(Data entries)

============

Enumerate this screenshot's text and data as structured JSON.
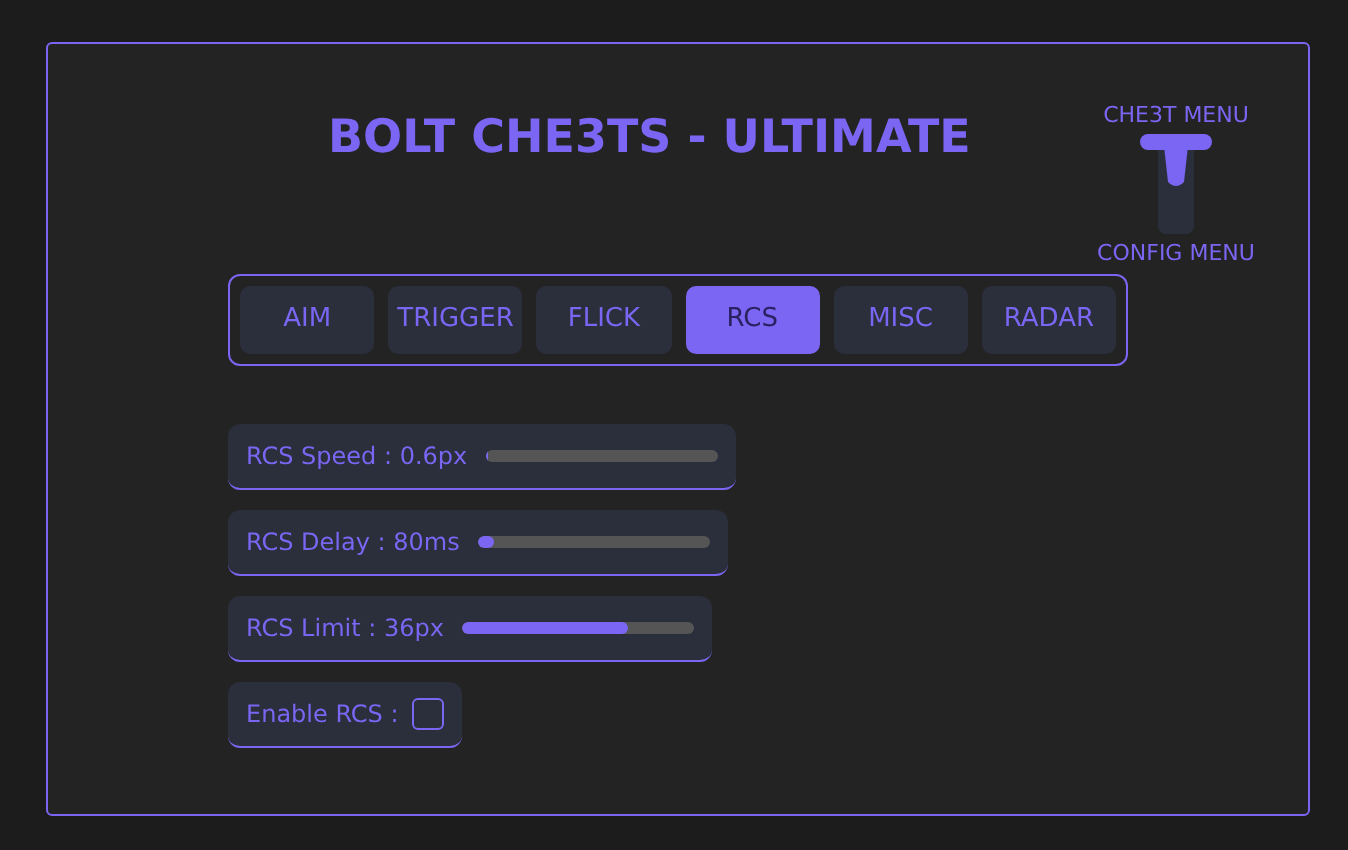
{
  "title": "BOLT CHE3TS - ULTIMATE",
  "menu_switch": {
    "top_label": "CHE3T MENU",
    "bottom_label": "CONFIG MENU",
    "at_top": true
  },
  "tabs": [
    {
      "label": "AIM",
      "selected": false
    },
    {
      "label": "TRIGGER",
      "selected": false
    },
    {
      "label": "FLICK",
      "selected": false
    },
    {
      "label": "RCS",
      "selected": true
    },
    {
      "label": "MISC",
      "selected": false
    },
    {
      "label": "RADAR",
      "selected": false
    }
  ],
  "settings": [
    {
      "kind": "slider",
      "label": "RCS Speed : 0.6px",
      "level": 0.01
    },
    {
      "kind": "slider",
      "label": "RCS Delay : 80ms",
      "level": 0.07
    },
    {
      "kind": "slider",
      "label": "RCS Limit : 36px",
      "level": 0.72
    },
    {
      "kind": "checkbox",
      "label": "Enable RCS :",
      "checked": false
    }
  ]
}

============

• Exercise requirements
Would you return the data exactly as written, without the pictures?

• Solution for this exercise
Enumerate this screenshot's text and data as structured JSON.
{
  "title": "BOLT CHE3TS - ULTIMATE",
  "menu_switch": {
    "top_label": "CHE3T MENU",
    "bottom_label": "CONFIG MENU",
    "at_top": true
  },
  "tabs": [
    {
      "label": "AIM",
      "selected": false
    },
    {
      "label": "TRIGGER",
      "selected": false
    },
    {
      "label": "FLICK",
      "selected": false
    },
    {
      "label": "RCS",
      "selected": true
    },
    {
      "label": "MISC",
      "selected": false
    },
    {
      "label": "RADAR",
      "selected": false
    }
  ],
  "settings": [
    {
      "kind": "slider",
      "label": "RCS Speed : 0.6px",
      "level": 0.01
    },
    {
      "kind": "slider",
      "label": "RCS Delay : 80ms",
      "level": 0.07
    },
    {
      "kind": "slider",
      "label": "RCS Limit : 36px",
      "level": 0.72
    },
    {
      "kind": "checkbox",
      "label": "Enable RCS :",
      "checked": false
    }
  ]
}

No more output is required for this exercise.